▼▼▼
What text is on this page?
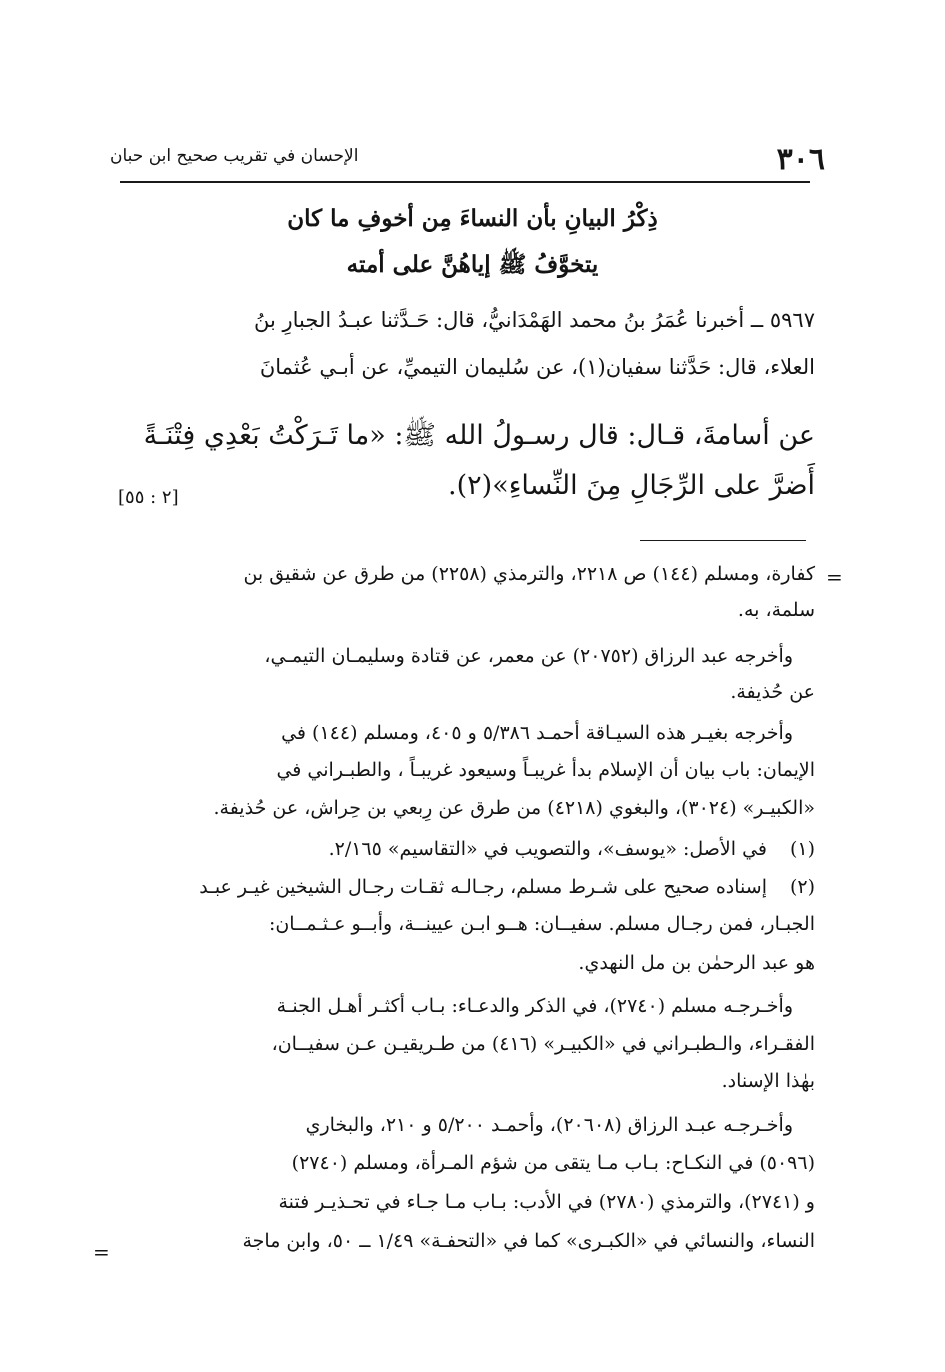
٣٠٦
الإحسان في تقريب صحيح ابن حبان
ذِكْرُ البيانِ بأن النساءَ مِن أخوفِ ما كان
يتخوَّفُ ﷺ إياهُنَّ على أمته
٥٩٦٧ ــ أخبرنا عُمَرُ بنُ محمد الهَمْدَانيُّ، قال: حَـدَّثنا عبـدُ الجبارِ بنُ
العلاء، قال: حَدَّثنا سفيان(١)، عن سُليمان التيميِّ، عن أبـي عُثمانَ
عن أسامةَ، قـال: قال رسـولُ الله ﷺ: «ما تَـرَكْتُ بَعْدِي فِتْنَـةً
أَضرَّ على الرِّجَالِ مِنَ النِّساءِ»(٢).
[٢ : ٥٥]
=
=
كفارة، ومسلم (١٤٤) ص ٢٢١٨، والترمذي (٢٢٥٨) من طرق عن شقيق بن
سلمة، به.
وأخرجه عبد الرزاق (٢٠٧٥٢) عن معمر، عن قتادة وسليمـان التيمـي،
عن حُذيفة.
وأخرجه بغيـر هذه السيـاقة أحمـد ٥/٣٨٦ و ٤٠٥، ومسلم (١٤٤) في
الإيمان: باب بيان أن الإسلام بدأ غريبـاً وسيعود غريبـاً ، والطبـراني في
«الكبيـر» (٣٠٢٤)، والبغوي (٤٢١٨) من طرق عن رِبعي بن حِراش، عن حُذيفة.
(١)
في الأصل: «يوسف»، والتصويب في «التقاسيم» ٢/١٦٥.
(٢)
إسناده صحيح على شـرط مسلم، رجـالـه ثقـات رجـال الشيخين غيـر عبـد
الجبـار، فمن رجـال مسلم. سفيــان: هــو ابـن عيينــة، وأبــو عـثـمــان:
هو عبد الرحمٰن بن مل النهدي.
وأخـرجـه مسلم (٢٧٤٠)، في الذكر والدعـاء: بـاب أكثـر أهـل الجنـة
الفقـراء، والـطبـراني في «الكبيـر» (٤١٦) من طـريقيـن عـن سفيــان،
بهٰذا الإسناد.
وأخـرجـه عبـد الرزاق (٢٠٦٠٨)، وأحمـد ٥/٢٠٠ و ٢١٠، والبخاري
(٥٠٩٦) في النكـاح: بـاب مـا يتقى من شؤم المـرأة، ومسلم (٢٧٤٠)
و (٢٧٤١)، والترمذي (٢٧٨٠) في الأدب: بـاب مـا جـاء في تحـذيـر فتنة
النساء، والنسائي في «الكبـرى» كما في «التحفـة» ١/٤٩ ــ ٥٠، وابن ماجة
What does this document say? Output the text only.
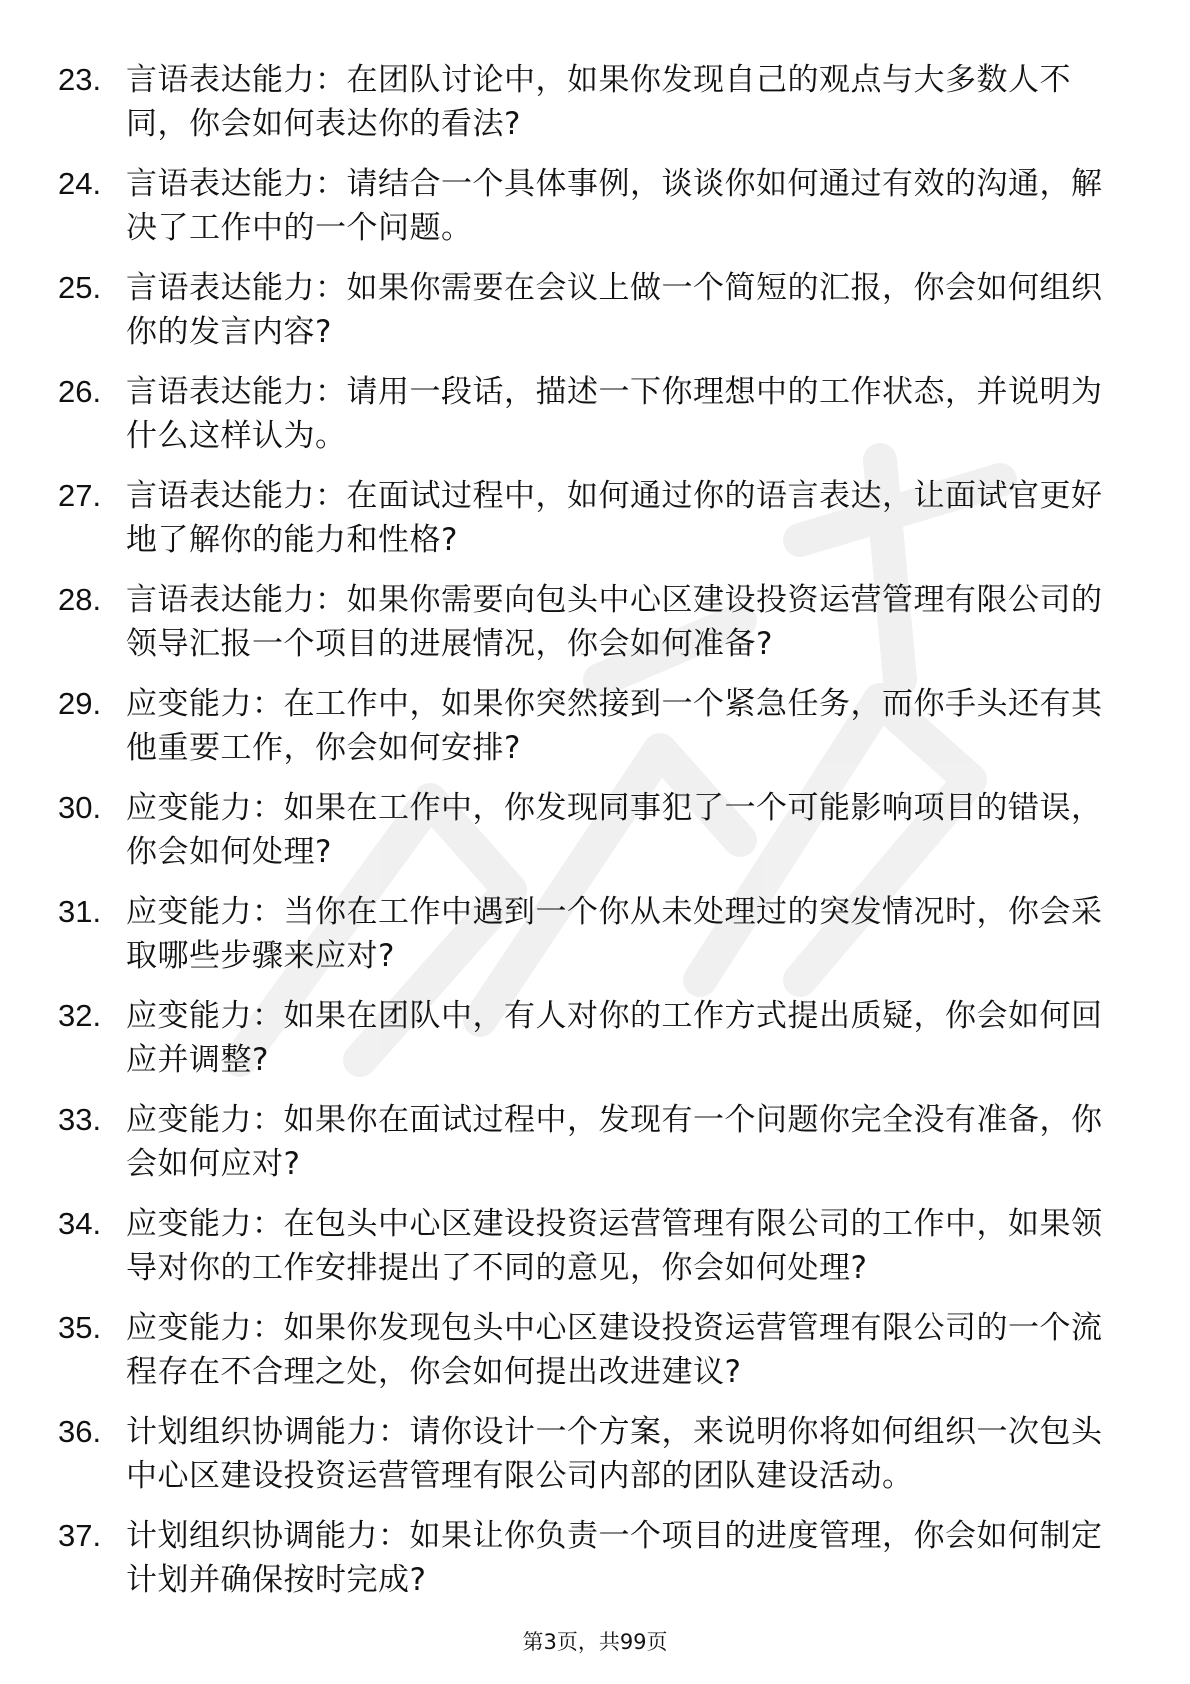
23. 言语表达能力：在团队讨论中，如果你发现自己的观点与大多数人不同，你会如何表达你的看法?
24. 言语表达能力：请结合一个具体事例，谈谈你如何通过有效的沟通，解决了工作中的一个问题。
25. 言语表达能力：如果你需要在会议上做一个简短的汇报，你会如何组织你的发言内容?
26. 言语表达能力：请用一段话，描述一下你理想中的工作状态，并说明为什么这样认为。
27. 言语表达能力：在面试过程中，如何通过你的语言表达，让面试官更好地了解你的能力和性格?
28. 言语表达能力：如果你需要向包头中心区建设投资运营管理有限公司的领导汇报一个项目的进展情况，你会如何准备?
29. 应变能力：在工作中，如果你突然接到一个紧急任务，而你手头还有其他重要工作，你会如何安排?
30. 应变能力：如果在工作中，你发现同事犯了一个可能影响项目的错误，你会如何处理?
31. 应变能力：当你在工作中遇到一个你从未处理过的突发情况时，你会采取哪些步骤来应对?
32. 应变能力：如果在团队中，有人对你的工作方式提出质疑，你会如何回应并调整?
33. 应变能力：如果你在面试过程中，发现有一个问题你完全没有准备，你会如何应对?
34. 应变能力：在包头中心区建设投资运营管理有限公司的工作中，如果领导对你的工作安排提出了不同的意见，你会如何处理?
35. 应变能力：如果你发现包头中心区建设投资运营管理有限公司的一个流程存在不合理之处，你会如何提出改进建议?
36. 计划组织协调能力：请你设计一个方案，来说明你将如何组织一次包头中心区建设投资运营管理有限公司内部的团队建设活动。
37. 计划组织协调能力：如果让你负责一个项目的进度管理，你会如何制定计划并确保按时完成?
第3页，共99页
▲▲▲
**DIRECTIONS:**
Restate the listing above word for word, and skip the pictures.

**TASK ANSWER:**
What text is on this page?
٣٠٦
الإحسان في تقريب صحيح ابن حبان
ذِكْرُ البيانِ بأن النساءَ مِن أخوفِ ما كان
يتخوَّفُ ﷺ إياهُنَّ على أمته
٥٩٦٧ ــ أخبرنا عُمَرُ بنُ محمد الهَمْدَانيُّ، قال: حَـدَّثنا عبـدُ الجبارِ بنُ
العلاء، قال: حَدَّثنا سفيان(١)، عن سُليمان التيميِّ، عن أبـي عُثمانَ
عن أسامةَ، قـال: قال رسـولُ الله ﷺ: «ما تَـرَكْتُ بَعْدِي فِتْنَـةً
أَضرَّ على الرِّجَالِ مِنَ النِّساءِ»(٢).
[٢ : ٥٥]
=
=
كفارة، ومسلم (١٤٤) ص ٢٢١٨، والترمذي (٢٢٥٨) من طرق عن شقيق بن
سلمة، به.
وأخرجه عبد الرزاق (٢٠٧٥٢) عن معمر، عن قتادة وسليمـان التيمـي،
عن حُذيفة.
وأخرجه بغيـر هذه السيـاقة أحمـد ٥/٣٨٦ و ٤٠٥، ومسلم (١٤٤) في
الإيمان: باب بيان أن الإسلام بدأ غريبـاً وسيعود غريبـاً ، والطبـراني في
«الكبيـر» (٣٠٢٤)، والبغوي (٤٢١٨) من طرق عن رِبعي بن حِراش، عن حُذيفة.
(١)
في الأصل: «يوسف»، والتصويب في «التقاسيم» ٢/١٦٥.
(٢)
إسناده صحيح على شـرط مسلم، رجـالـه ثقـات رجـال الشيخين غيـر عبـد
الجبـار، فمن رجـال مسلم. سفيــان: هــو ابـن عيينــة، وأبــو عـثـمــان:
هو عبد الرحمٰن بن مل النهدي.
وأخـرجـه مسلم (٢٧٤٠)، في الذكر والدعـاء: بـاب أكثـر أهـل الجنـة
الفقـراء، والـطبـراني في «الكبيـر» (٤١٦) من طـريقيـن عـن سفيــان،
بهٰذا الإسناد.
وأخـرجـه عبـد الرزاق (٢٠٦٠٨)، وأحمـد ٥/٢٠٠ و ٢١٠، والبخاري
(٥٠٩٦) في النكـاح: بـاب مـا يتقى من شؤم المـرأة، ومسلم (٢٧٤٠)
و (٢٧٤١)، والترمذي (٢٧٨٠) في الأدب: بـاب مـا جـاء في تحـذيـر فتنة
النساء، والنسائي في «الكبـرى» كما في «التحفـة» ١/٤٩ ــ ٥٠، وابن ماجة
What does this document say? Output the text only.
23. 言语表达能力：在团队讨论中，如果你发现自己的观点与大多数人不同，你会如何表达你的看法?
24. 言语表达能力：请结合一个具体事例，谈谈你如何通过有效的沟通，解决了工作中的一个问题。
25. 言语表达能力：如果你需要在会议上做一个简短的汇报，你会如何组织你的发言内容?
26. 言语表达能力：请用一段话，描述一下你理想中的工作状态，并说明为什么这样认为。
27. 言语表达能力：在面试过程中，如何通过你的语言表达，让面试官更好地了解你的能力和性格?
28. 言语表达能力：如果你需要向包头中心区建设投资运营管理有限公司的领导汇报一个项目的进展情况，你会如何准备?
29. 应变能力：在工作中，如果你突然接到一个紧急任务，而你手头还有其他重要工作，你会如何安排?
30. 应变能力：如果在工作中，你发现同事犯了一个可能影响项目的错误，你会如何处理?
31. 应变能力：当你在工作中遇到一个你从未处理过的突发情况时，你会采取哪些步骤来应对?
32. 应变能力：如果在团队中，有人对你的工作方式提出质疑，你会如何回应并调整?
33. 应变能力：如果你在面试过程中，发现有一个问题你完全没有准备，你会如何应对?
34. 应变能力：在包头中心区建设投资运营管理有限公司的工作中，如果领导对你的工作安排提出了不同的意见，你会如何处理?
35. 应变能力：如果你发现包头中心区建设投资运营管理有限公司的一个流程存在不合理之处，你会如何提出改进建议?
36. 计划组织协调能力：请你设计一个方案，来说明你将如何组织一次包头中心区建设投资运营管理有限公司内部的团队建设活动。
37. 计划组织协调能力：如果让你负责一个项目的进度管理，你会如何制定计划并确保按时完成?
第3页，共99页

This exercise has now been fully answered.